- **PROBLEM**:
Copy each line that has the string "USGS" somewhere in it.

- **MATERIAL TO PROCESS**:
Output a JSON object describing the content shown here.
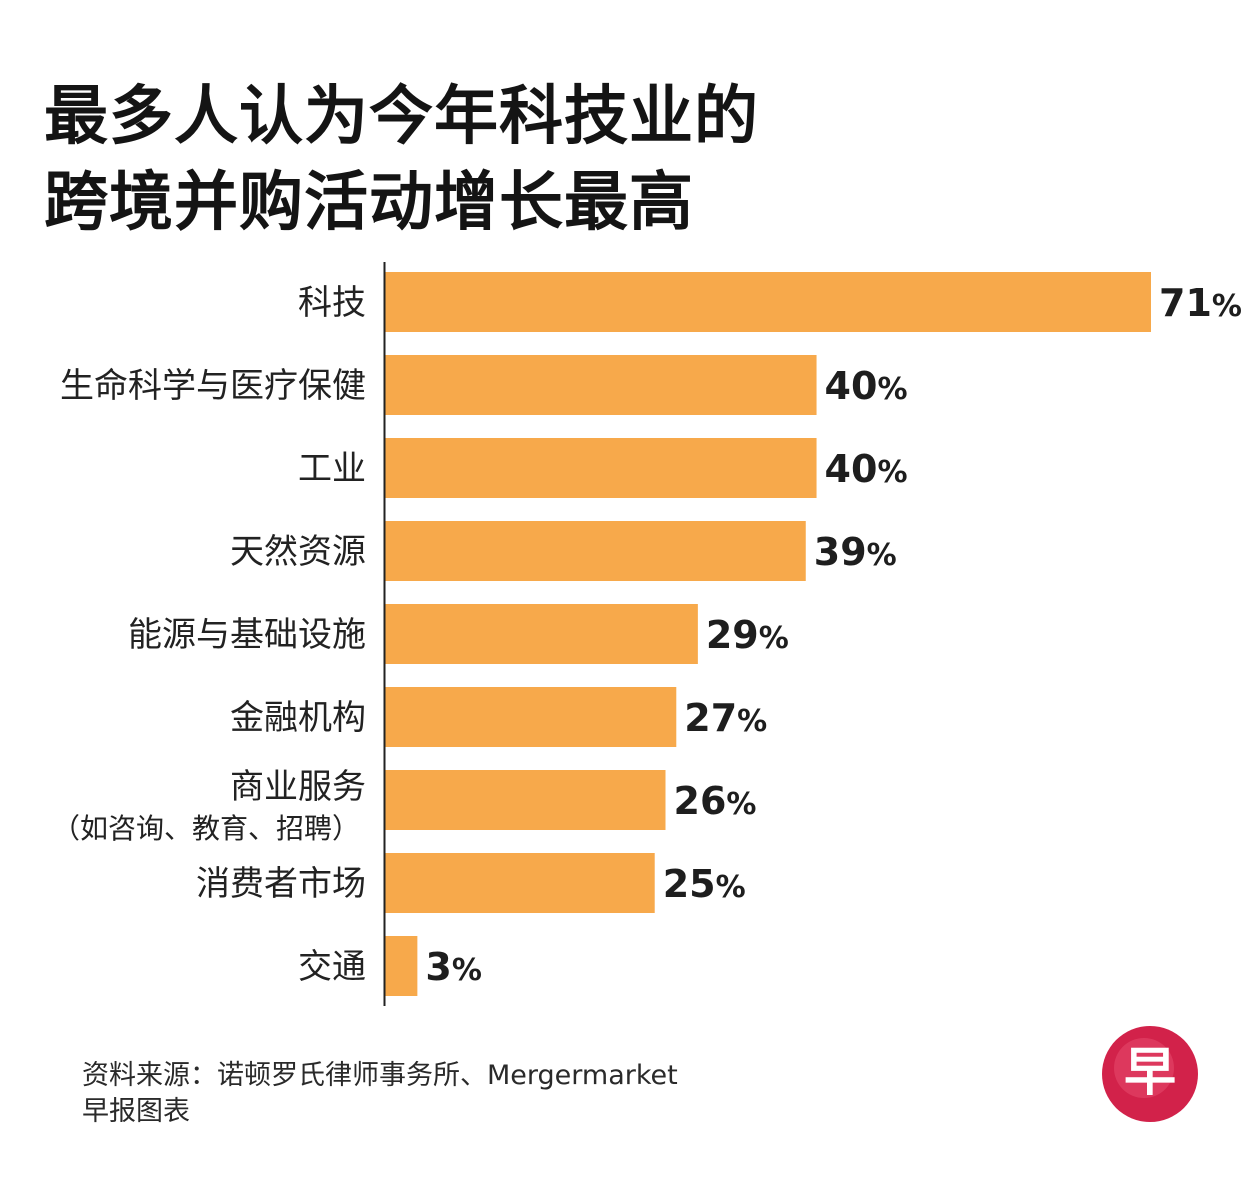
{
  "title": {
    "line1": "最多人认为今年科技业的",
    "line2": "跨境并购活动增长最高"
  },
  "chart_data": {
    "type": "bar",
    "orientation": "horizontal",
    "categories": [
      [
        "科技"
      ],
      [
        "生命科学与医疗保健"
      ],
      [
        "工业"
      ],
      [
        "天然资源"
      ],
      [
        "能源与基础设施"
      ],
      [
        "金融机构"
      ],
      [
        "商业服务",
        "（如咨询、教育、招聘）"
      ],
      [
        "消费者市场"
      ],
      [
        "交通"
      ]
    ],
    "values": [
      71,
      40,
      40,
      39,
      29,
      27,
      26,
      25,
      3
    ],
    "value_suffix": "%",
    "bar_color": "#F7A94B",
    "axis_color": "#222222",
    "grid": false
  },
  "source": {
    "line1": "资料来源：诺顿罗氏律师事务所、Mergermarket",
    "line2": "早报图表"
  },
  "logo": {
    "glyph": "早",
    "color_outer": "#D2224A",
    "color_inner": "#E64A6E",
    "icon": "zaobao-logo"
  }
}
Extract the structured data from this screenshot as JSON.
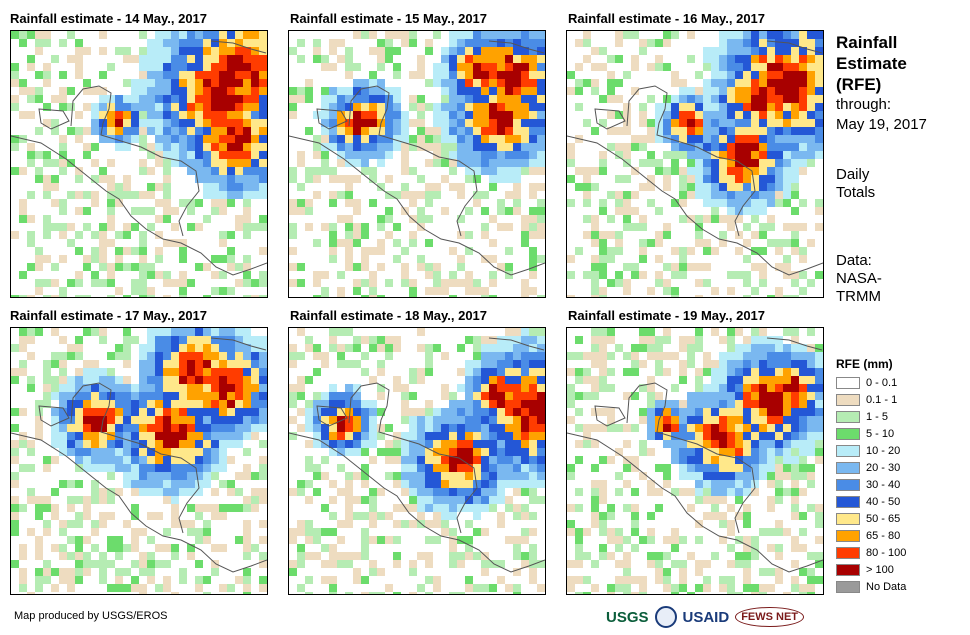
{
  "panels": [
    {
      "title": "Rainfall estimate - 14 May., 2017"
    },
    {
      "title": "Rainfall estimate - 15 May., 2017"
    },
    {
      "title": "Rainfall estimate - 16 May., 2017"
    },
    {
      "title": "Rainfall estimate - 17 May., 2017"
    },
    {
      "title": "Rainfall estimate - 18 May., 2017"
    },
    {
      "title": "Rainfall estimate - 19 May., 2017"
    }
  ],
  "side": {
    "title_line1": "Rainfall",
    "title_line2": "Estimate",
    "title_line3": "(RFE)",
    "through_label": "through:",
    "through_date": "May 19, 2017",
    "period_line1": "Daily",
    "period_line2": "Totals",
    "data_line1": "Data:",
    "data_line2": "NASA-",
    "data_line3": "TRMM"
  },
  "legend": {
    "title": "RFE (mm)",
    "items": [
      {
        "label": "0 - 0.1",
        "color": "#ffffff"
      },
      {
        "label": "0.1 - 1",
        "color": "#eedcc0"
      },
      {
        "label": "1 - 5",
        "color": "#b5ecb3"
      },
      {
        "label": "5 - 10",
        "color": "#6cdc6c"
      },
      {
        "label": "10 - 20",
        "color": "#b8ecf8"
      },
      {
        "label": "20 - 30",
        "color": "#7ab8f0"
      },
      {
        "label": "30 - 40",
        "color": "#4a8ce6"
      },
      {
        "label": "40 - 50",
        "color": "#2457d6"
      },
      {
        "label": "50 - 65",
        "color": "#ffe88a"
      },
      {
        "label": "65 - 80",
        "color": "#ffa200"
      },
      {
        "label": "80 - 100",
        "color": "#ff3c00"
      },
      {
        "label": "> 100",
        "color": "#a80000"
      },
      {
        "label": "No Data",
        "color": "#9a9a9a"
      }
    ]
  },
  "footer": {
    "credit": "Map produced by USGS/EROS"
  },
  "logos": {
    "usgs": "USGS",
    "usaid": "USAID",
    "fews": "FEWS NET"
  },
  "colors": {
    "coast": "#555555",
    "border": "#000000"
  }
}
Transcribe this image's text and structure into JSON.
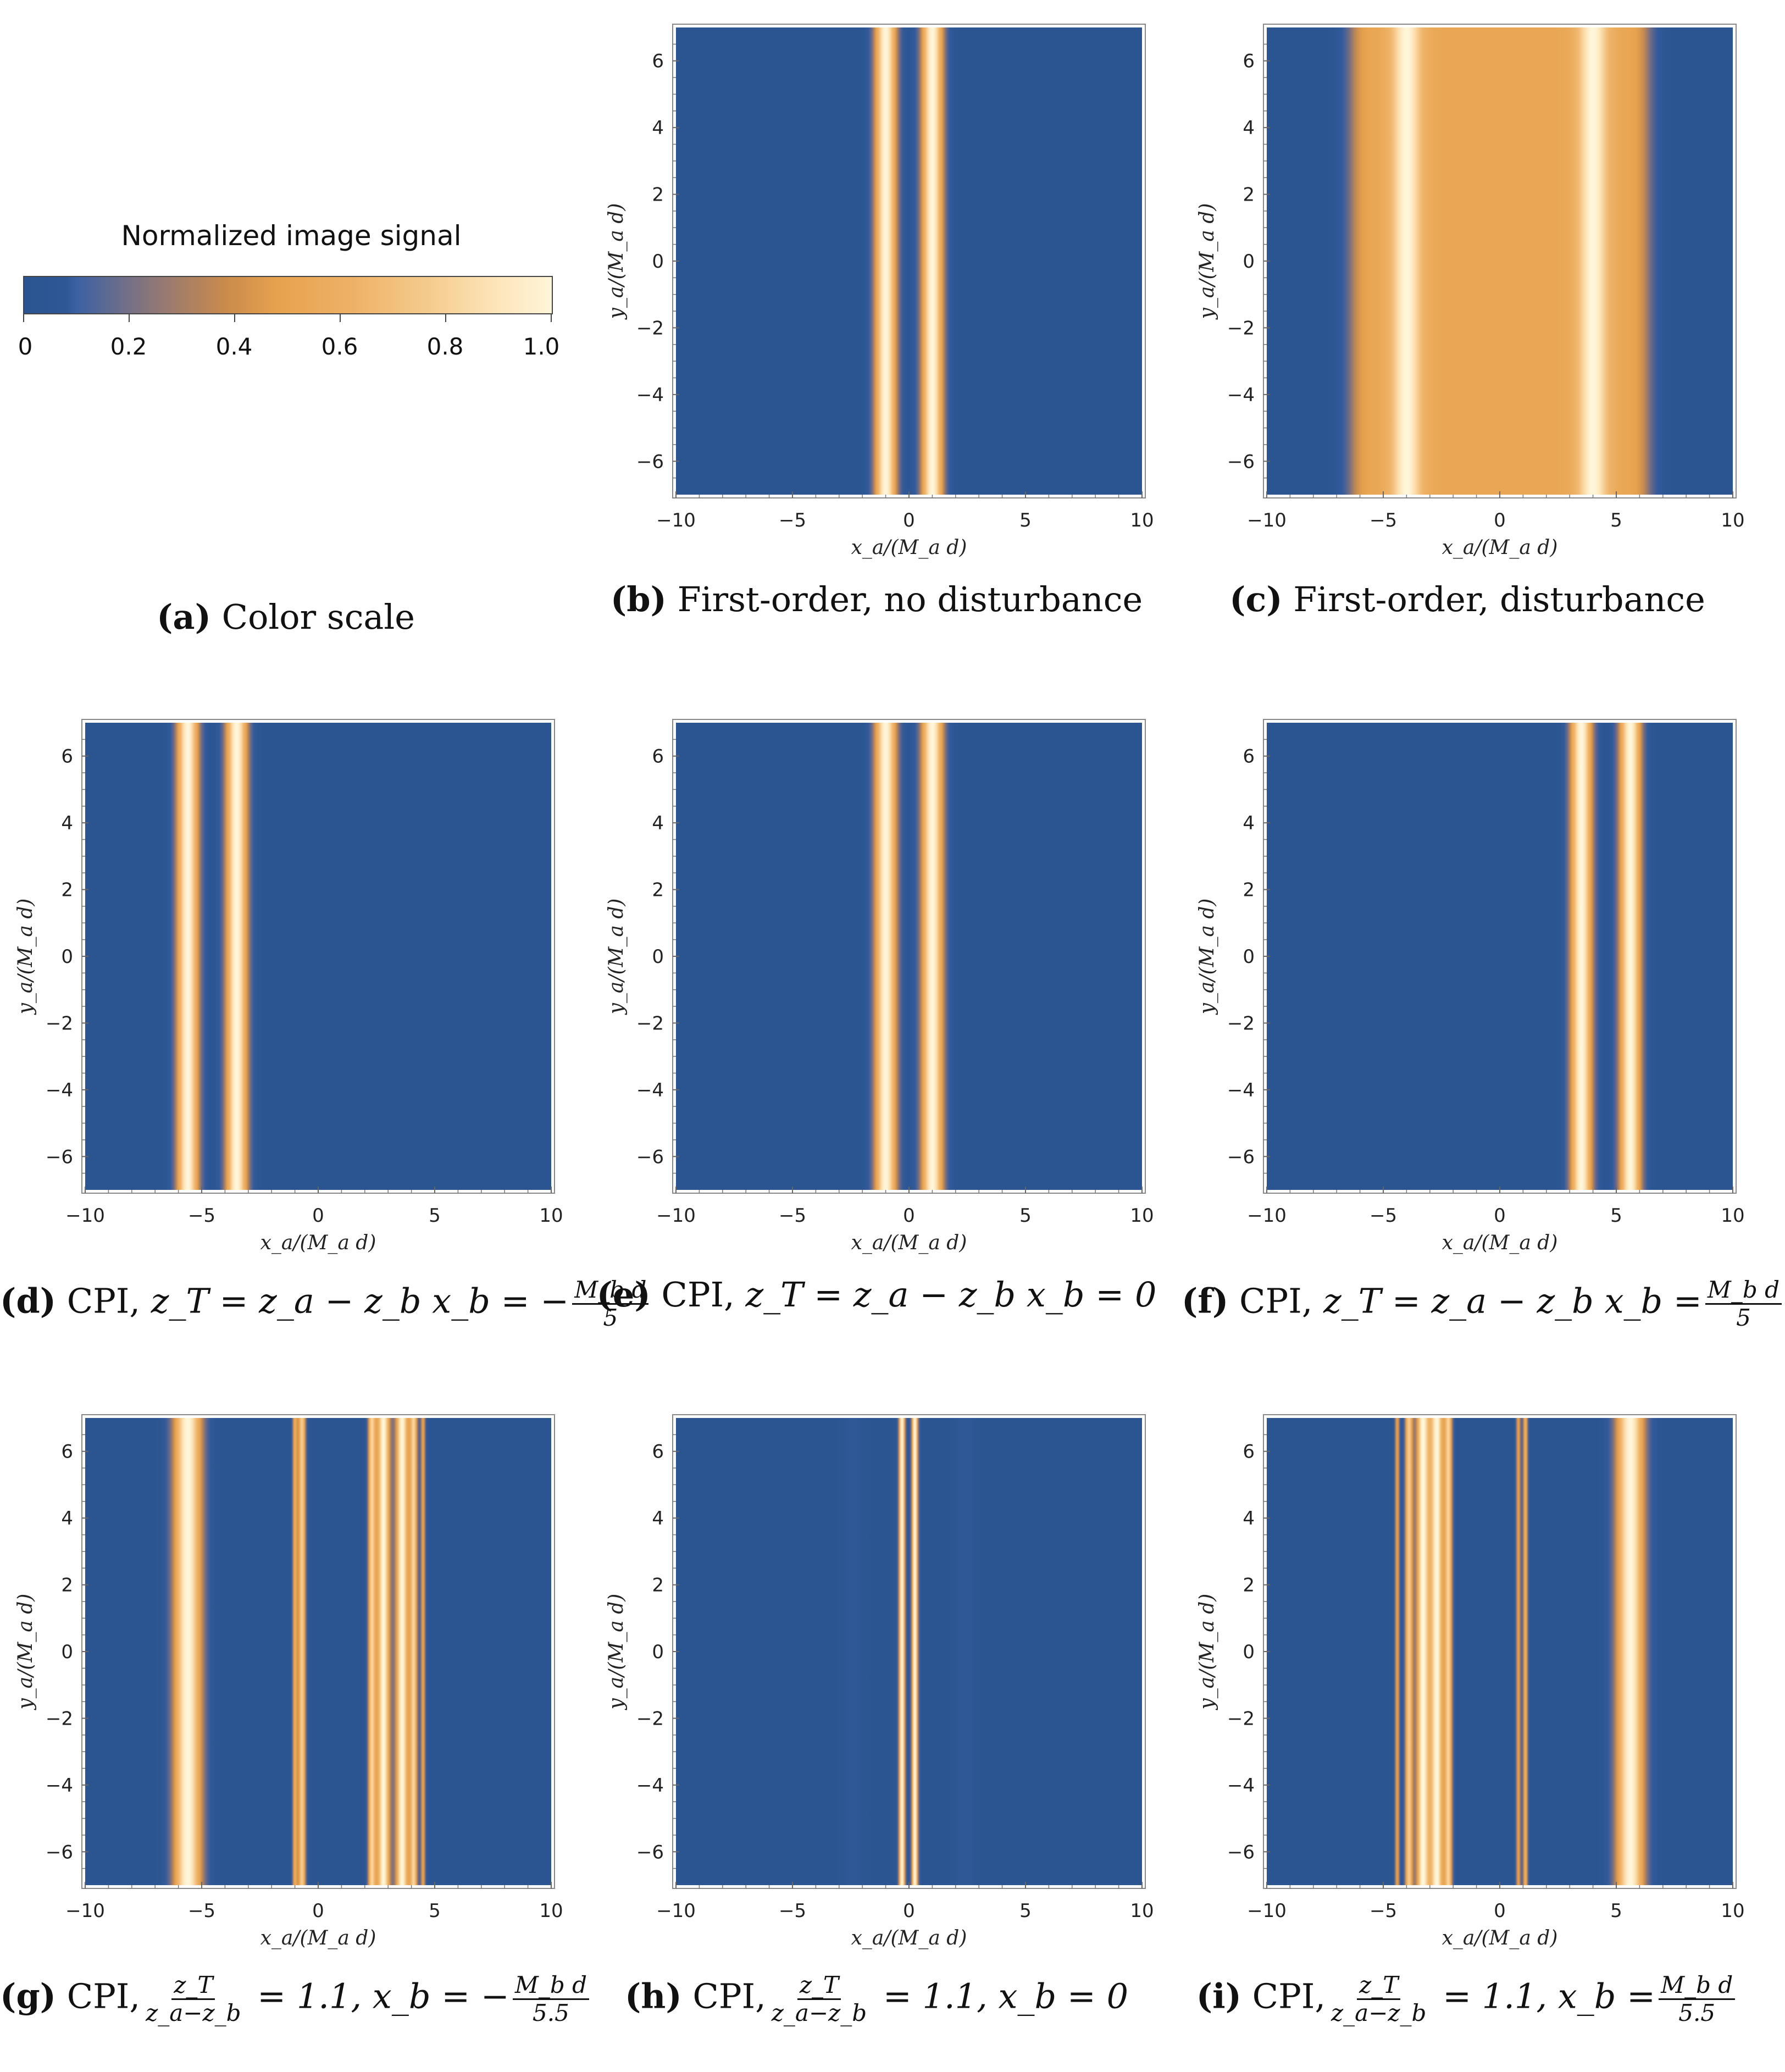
{
  "colorscale": {
    "title": "Normalized image signal",
    "ticks": [
      "0",
      "0.2",
      "0.4",
      "0.6",
      "0.8",
      "1.0"
    ],
    "tick_values": [
      0,
      0.2,
      0.4,
      0.6,
      0.8,
      1.0
    ],
    "colors": {
      "low": "#2a5590",
      "mid": "#e7a24e",
      "high": "#fff5d8"
    },
    "caption_tag": "(a)",
    "caption_text": "Color scale"
  },
  "axes": {
    "xlabel": "x_a/(M_a d)",
    "ylabel": "y_a/(M_a d)",
    "xlim": [
      -10,
      10
    ],
    "ylim": [
      -7,
      7
    ],
    "xticks": [
      -10,
      -5,
      0,
      5,
      10
    ],
    "xtick_labels": [
      "-10",
      "-5",
      "0",
      "5",
      "10"
    ],
    "yticks": [
      6,
      4,
      2,
      0,
      -2,
      -4,
      -6
    ],
    "ytick_labels": [
      "6",
      "4",
      "2",
      "0",
      "-2",
      "-4",
      "-6"
    ]
  },
  "chart_data": [
    {
      "id": "b",
      "type": "heatmap",
      "title": "First-order, no disturbance",
      "caption_tag": "(b)",
      "caption_text": "First-order, no disturbance",
      "background": 0.0,
      "profile": [
        {
          "center": -1.0,
          "width": 0.35,
          "amp": 1.0
        },
        {
          "center": 1.0,
          "width": 0.35,
          "amp": 1.0
        }
      ]
    },
    {
      "id": "c",
      "type": "heatmap",
      "title": "First-order, disturbance",
      "caption_tag": "(c)",
      "caption_text": "First-order, disturbance",
      "background": 0.0,
      "plateau": {
        "from": -6.4,
        "to": 6.4,
        "level": 0.55,
        "edge": 0.25
      },
      "profile": [
        {
          "center": -4.0,
          "width": 0.45,
          "amp": 0.45
        },
        {
          "center": 4.0,
          "width": 0.45,
          "amp": 0.45
        }
      ]
    },
    {
      "id": "d",
      "type": "heatmap",
      "title": "CPI, x_b = -M_b d/5",
      "caption_tag": "(d)",
      "caption_prefix": "CPI,",
      "caption_eq1": "z_T = z_a − z_b",
      "caption_eq2": "x_b =",
      "caption_sign": "−",
      "caption_frac_num": "M_b d",
      "caption_frac_den": "5",
      "background": 0.0,
      "profile": [
        {
          "center": -5.6,
          "width": 0.35,
          "amp": 1.0
        },
        {
          "center": -3.5,
          "width": 0.35,
          "amp": 1.0
        }
      ]
    },
    {
      "id": "e",
      "type": "heatmap",
      "title": "CPI, x_b = 0",
      "caption_tag": "(e)",
      "caption_prefix": "CPI,",
      "caption_eq1": "z_T = z_a − z_b",
      "caption_eq2": "x_b = 0",
      "background": 0.0,
      "profile": [
        {
          "center": -1.0,
          "width": 0.35,
          "amp": 1.0
        },
        {
          "center": 1.0,
          "width": 0.35,
          "amp": 1.0
        }
      ]
    },
    {
      "id": "f",
      "type": "heatmap",
      "title": "CPI, x_b = M_b d/5",
      "caption_tag": "(f)",
      "caption_prefix": "CPI,",
      "caption_eq1": "z_T = z_a − z_b",
      "caption_eq2": "x_b =",
      "caption_sign": "",
      "caption_frac_num": "M_b d",
      "caption_frac_den": "5",
      "background": 0.0,
      "profile": [
        {
          "center": 3.5,
          "width": 0.35,
          "amp": 1.0
        },
        {
          "center": 5.6,
          "width": 0.35,
          "amp": 1.0
        }
      ]
    },
    {
      "id": "g",
      "type": "heatmap",
      "title": "CPI, z_T/(z_a-z_b) = 1.1, x_b = -M_b d/5.5",
      "caption_tag": "(g)",
      "caption_prefix": "CPI,",
      "caption_ratio_num": "z_T",
      "caption_ratio_den": "z_a−z_b",
      "caption_eq1": "= 1.1,",
      "caption_eq2": "x_b =",
      "caption_sign": "−",
      "caption_frac_num": "M_b d",
      "caption_frac_den": "5.5",
      "background": 0.0,
      "profile": [
        {
          "center": -5.6,
          "width": 0.45,
          "amp": 1.0
        },
        {
          "center": -1.0,
          "width": 0.08,
          "amp": 0.55
        },
        {
          "center": -0.7,
          "width": 0.12,
          "amp": 0.8
        },
        {
          "center": 2.3,
          "width": 0.12,
          "amp": 0.8
        },
        {
          "center": 2.8,
          "width": 0.2,
          "amp": 1.0
        },
        {
          "center": 3.6,
          "width": 0.2,
          "amp": 1.0
        },
        {
          "center": 4.1,
          "width": 0.12,
          "amp": 0.8
        },
        {
          "center": 4.5,
          "width": 0.08,
          "amp": 0.5
        }
      ]
    },
    {
      "id": "h",
      "type": "heatmap",
      "title": "CPI, z_T/(z_a-z_b) = 1.1, x_b = 0",
      "caption_tag": "(h)",
      "caption_prefix": "CPI,",
      "caption_ratio_num": "z_T",
      "caption_ratio_den": "z_a−z_b",
      "caption_eq1": "= 1.1,",
      "caption_eq2": "x_b = 0",
      "background": 0.0,
      "profile": [
        {
          "center": -2.4,
          "width": 0.35,
          "amp": 0.06
        },
        {
          "center": 2.4,
          "width": 0.35,
          "amp": 0.06
        },
        {
          "center": -0.3,
          "width": 0.1,
          "amp": 1.0
        },
        {
          "center": 0.25,
          "width": 0.1,
          "amp": 1.0
        }
      ]
    },
    {
      "id": "i",
      "type": "heatmap",
      "title": "CPI, z_T/(z_a-z_b) = 1.1, x_b = M_b d/5.5",
      "caption_tag": "(i)",
      "caption_prefix": "CPI,",
      "caption_ratio_num": "z_T",
      "caption_ratio_den": "z_a−z_b",
      "caption_eq1": "= 1.1,",
      "caption_eq2": "x_b =",
      "caption_sign": "",
      "caption_frac_num": "M_b d",
      "caption_frac_den": "5.5",
      "background": 0.0,
      "profile": [
        {
          "center": -4.4,
          "width": 0.08,
          "amp": 0.5
        },
        {
          "center": -3.9,
          "width": 0.12,
          "amp": 0.8
        },
        {
          "center": -3.3,
          "width": 0.2,
          "amp": 1.0
        },
        {
          "center": -2.7,
          "width": 0.2,
          "amp": 1.0
        },
        {
          "center": -2.2,
          "width": 0.12,
          "amp": 0.8
        },
        {
          "center": 0.8,
          "width": 0.08,
          "amp": 0.5
        },
        {
          "center": 1.1,
          "width": 0.08,
          "amp": 0.6
        },
        {
          "center": 5.6,
          "width": 0.45,
          "amp": 1.0
        }
      ]
    }
  ]
}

- **EXPECTED OUTPUT**:
    "credit": "Map produced by USGS/EROS"
    "usgs": "USGS",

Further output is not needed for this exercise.